Data in this exercise
*** Begin section ***

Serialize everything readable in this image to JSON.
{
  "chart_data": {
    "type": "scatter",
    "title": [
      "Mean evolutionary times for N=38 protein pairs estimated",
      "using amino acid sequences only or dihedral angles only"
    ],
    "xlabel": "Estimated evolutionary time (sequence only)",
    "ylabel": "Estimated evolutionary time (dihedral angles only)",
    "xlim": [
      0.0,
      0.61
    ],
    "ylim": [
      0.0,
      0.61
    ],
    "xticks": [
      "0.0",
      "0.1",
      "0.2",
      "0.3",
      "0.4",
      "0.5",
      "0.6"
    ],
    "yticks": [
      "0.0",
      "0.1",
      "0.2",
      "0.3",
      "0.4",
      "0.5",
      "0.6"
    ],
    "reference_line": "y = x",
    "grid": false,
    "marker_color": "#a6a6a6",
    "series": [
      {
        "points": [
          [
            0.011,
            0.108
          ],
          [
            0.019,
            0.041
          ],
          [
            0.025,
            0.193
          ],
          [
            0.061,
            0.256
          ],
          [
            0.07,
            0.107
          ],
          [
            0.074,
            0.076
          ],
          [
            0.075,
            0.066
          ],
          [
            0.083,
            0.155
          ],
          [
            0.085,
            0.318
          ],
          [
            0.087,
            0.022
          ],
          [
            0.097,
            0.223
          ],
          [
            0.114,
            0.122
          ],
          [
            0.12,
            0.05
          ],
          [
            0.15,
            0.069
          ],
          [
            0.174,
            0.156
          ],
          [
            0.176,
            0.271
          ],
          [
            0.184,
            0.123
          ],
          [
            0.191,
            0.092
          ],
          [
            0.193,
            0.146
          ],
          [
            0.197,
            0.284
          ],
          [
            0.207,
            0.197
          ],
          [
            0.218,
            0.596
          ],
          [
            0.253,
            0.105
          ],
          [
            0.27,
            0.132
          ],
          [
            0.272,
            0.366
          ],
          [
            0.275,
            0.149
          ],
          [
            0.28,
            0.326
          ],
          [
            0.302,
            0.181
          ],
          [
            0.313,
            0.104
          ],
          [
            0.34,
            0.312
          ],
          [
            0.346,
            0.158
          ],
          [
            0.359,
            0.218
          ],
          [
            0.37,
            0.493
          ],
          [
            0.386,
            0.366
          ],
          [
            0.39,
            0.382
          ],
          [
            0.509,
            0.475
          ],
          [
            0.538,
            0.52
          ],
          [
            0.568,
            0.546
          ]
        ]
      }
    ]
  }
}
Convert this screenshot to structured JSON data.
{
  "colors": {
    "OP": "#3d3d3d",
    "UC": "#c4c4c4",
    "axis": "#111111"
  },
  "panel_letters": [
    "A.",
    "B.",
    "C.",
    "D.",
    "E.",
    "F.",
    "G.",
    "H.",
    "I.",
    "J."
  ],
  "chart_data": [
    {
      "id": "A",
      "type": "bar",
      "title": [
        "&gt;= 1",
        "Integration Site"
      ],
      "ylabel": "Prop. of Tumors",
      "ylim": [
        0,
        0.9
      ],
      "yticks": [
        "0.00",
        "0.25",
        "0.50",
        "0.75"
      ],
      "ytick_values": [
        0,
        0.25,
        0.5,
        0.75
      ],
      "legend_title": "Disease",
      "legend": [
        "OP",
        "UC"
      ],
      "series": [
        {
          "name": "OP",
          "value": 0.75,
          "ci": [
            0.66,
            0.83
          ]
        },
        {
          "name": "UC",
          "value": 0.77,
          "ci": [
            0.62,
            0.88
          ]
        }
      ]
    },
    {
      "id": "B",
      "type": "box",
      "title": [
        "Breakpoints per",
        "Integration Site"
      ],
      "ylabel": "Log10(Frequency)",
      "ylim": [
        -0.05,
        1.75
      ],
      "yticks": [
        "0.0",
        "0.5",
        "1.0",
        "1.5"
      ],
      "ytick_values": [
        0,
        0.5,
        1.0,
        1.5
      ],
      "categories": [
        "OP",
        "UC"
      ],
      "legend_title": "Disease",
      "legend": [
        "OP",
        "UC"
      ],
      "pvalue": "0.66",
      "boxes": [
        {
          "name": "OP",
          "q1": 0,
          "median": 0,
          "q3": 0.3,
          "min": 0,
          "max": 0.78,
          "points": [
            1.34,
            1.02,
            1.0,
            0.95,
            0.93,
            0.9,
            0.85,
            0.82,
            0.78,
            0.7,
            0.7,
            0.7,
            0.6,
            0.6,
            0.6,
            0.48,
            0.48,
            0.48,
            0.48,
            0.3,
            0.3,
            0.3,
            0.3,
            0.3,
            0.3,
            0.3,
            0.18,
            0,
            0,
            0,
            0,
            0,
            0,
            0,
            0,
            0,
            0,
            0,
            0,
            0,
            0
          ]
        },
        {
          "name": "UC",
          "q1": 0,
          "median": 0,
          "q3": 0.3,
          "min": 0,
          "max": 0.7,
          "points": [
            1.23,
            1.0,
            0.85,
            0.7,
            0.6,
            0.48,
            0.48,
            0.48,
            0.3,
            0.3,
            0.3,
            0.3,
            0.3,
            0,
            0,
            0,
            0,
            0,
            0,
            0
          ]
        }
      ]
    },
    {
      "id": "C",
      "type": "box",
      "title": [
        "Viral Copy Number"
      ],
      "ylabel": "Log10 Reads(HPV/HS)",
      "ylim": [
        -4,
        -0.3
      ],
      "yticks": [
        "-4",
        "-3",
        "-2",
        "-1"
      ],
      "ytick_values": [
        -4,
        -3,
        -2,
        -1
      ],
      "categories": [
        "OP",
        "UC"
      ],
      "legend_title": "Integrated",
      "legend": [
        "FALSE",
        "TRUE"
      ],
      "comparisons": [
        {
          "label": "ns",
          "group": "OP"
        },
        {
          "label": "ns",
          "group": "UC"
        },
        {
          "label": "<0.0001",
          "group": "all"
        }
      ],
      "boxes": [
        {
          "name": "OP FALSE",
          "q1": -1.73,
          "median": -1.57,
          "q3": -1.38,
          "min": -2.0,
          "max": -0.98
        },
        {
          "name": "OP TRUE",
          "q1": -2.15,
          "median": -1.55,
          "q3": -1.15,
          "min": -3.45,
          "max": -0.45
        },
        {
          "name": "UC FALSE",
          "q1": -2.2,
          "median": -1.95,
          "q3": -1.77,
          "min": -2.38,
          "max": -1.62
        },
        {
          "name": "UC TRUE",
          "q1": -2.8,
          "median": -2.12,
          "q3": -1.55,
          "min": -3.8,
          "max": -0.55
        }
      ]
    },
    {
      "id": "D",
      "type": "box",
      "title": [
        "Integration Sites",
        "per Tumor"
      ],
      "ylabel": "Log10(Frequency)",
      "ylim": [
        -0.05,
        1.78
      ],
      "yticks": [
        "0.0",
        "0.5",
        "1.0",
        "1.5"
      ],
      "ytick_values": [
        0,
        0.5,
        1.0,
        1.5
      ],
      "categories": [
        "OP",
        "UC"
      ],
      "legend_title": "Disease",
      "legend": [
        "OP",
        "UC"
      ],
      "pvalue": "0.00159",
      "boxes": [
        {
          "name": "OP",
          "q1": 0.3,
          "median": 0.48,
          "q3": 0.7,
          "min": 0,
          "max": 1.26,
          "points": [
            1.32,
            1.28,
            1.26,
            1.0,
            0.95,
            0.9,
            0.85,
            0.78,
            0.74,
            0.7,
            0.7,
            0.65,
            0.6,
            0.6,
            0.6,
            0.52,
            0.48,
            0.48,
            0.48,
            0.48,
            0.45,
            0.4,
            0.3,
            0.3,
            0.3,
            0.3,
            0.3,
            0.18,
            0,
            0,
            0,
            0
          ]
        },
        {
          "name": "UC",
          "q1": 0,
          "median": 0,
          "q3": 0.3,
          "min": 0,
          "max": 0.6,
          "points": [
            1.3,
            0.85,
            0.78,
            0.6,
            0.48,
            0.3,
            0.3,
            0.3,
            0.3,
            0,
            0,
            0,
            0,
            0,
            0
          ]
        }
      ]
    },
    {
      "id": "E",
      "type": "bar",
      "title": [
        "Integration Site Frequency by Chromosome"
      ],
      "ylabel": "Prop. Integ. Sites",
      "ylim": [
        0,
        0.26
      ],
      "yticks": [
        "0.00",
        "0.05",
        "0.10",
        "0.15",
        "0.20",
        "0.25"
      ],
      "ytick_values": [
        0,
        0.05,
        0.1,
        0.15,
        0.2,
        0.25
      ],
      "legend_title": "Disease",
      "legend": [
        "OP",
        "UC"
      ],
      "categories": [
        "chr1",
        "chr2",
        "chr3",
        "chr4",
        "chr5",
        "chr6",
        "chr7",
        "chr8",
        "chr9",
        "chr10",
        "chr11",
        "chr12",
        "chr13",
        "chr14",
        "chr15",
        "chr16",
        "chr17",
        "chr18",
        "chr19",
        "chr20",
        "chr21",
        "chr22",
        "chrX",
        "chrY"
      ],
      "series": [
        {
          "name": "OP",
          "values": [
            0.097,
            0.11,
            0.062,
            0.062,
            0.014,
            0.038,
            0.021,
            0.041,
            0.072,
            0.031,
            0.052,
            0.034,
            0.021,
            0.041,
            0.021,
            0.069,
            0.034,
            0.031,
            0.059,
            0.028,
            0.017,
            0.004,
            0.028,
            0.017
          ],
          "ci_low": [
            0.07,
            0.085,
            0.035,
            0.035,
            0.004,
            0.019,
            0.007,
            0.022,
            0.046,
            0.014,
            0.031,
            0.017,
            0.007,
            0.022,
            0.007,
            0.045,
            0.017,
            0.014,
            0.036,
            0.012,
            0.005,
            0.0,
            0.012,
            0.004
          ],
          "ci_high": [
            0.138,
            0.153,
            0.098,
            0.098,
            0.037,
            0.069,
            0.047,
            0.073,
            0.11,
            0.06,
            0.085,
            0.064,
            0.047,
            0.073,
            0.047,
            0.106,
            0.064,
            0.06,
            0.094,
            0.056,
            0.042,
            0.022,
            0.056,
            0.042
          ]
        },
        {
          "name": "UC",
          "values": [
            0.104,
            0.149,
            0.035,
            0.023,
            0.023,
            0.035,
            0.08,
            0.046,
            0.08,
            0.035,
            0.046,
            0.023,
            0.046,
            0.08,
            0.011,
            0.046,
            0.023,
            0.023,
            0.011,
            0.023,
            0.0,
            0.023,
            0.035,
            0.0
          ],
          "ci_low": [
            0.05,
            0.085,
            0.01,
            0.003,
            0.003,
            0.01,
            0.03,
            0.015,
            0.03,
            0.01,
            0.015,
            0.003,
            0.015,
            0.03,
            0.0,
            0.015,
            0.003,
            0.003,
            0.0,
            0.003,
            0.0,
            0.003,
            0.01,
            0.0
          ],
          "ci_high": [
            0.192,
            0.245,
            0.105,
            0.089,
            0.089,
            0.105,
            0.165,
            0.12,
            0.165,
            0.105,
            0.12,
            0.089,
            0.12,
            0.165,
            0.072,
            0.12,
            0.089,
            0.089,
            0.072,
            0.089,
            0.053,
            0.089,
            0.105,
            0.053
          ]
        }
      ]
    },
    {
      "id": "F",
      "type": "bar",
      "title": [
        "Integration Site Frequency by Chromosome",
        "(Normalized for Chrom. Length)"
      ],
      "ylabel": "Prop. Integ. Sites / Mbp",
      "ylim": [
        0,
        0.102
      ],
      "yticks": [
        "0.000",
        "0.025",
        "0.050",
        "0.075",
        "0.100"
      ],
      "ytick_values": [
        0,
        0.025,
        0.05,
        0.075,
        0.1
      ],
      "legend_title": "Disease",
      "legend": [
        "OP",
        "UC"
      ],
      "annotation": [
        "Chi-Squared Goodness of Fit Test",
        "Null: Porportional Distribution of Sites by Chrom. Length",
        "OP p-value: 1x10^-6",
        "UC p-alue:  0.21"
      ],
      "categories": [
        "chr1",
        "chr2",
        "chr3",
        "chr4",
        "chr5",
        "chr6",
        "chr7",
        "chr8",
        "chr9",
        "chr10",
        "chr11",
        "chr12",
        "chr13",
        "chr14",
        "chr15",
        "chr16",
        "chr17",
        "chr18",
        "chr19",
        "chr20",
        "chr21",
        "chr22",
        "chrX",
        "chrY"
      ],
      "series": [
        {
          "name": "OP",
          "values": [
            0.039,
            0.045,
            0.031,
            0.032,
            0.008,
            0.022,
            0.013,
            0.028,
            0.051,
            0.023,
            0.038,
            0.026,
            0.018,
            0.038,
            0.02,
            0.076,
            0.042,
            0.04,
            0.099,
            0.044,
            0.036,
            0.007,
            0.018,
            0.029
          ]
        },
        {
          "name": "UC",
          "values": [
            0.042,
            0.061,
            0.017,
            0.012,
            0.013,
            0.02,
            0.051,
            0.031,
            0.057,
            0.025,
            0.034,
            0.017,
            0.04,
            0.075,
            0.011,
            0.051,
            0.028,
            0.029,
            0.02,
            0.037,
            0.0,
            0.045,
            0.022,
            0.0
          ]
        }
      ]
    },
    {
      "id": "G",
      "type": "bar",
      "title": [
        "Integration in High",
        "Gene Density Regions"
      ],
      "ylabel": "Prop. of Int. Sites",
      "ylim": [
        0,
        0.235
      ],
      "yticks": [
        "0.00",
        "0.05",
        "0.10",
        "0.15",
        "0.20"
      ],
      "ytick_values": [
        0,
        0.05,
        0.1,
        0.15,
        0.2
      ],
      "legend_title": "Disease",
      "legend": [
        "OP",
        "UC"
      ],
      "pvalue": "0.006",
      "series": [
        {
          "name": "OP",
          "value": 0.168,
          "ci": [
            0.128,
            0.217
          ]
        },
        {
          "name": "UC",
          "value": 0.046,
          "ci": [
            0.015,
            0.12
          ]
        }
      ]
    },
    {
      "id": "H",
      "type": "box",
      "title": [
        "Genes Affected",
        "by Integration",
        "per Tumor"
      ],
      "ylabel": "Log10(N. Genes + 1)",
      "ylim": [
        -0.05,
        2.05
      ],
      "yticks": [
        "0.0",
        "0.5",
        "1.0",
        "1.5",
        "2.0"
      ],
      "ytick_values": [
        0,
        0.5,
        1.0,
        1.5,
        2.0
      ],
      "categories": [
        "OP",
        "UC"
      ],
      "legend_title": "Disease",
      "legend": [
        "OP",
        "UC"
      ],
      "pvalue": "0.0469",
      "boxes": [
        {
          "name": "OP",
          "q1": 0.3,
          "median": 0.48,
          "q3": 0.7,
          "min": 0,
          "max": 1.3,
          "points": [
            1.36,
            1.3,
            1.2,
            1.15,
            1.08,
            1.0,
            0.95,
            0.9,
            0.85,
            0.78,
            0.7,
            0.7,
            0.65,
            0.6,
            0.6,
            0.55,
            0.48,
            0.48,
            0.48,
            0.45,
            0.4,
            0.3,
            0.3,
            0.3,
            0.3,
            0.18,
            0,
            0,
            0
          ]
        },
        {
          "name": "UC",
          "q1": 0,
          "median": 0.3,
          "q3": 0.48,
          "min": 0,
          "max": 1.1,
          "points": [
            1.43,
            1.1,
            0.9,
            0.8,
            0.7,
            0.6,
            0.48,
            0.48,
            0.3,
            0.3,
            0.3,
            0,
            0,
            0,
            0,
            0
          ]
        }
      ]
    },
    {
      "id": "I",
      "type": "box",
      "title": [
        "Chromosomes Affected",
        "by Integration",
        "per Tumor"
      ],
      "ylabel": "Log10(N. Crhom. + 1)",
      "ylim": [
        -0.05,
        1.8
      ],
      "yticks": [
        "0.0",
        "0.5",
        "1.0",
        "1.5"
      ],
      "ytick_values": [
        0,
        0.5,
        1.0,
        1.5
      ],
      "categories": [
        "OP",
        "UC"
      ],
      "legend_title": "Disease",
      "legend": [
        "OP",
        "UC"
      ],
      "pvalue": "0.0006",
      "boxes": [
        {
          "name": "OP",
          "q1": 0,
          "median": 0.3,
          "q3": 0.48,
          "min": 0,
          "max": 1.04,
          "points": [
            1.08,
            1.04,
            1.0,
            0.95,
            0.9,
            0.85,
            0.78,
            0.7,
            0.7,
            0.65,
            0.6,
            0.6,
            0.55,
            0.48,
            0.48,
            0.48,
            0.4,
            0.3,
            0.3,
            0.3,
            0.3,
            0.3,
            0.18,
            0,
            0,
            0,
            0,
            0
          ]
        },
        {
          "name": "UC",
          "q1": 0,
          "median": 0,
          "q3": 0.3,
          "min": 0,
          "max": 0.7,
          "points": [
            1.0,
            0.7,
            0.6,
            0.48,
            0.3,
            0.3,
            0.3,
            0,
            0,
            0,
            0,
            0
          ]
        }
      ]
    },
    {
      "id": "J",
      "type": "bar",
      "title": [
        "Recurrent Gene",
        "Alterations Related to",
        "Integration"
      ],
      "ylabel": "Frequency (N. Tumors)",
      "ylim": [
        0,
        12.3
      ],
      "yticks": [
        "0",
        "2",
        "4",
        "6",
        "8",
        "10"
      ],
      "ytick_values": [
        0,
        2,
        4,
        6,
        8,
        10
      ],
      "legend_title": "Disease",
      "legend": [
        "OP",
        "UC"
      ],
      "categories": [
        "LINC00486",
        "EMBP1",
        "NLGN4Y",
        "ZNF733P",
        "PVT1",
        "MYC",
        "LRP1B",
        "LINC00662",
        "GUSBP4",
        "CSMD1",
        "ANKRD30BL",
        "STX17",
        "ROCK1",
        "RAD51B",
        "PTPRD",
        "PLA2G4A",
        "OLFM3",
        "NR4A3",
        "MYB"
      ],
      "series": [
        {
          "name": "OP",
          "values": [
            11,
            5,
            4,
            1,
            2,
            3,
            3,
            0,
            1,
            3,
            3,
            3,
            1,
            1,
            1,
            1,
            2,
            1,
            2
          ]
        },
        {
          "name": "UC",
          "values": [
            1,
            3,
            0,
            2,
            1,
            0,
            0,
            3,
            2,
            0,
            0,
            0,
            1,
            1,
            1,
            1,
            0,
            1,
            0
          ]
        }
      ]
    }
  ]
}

*** End section ***

Exercise description
Copy the lines of the entries above that mention "dihedral".

Task response
      "using amino acid sequences only or dihedral angles only"
    "ylabel": "Estimated evolutionary time (dihedral angles only)",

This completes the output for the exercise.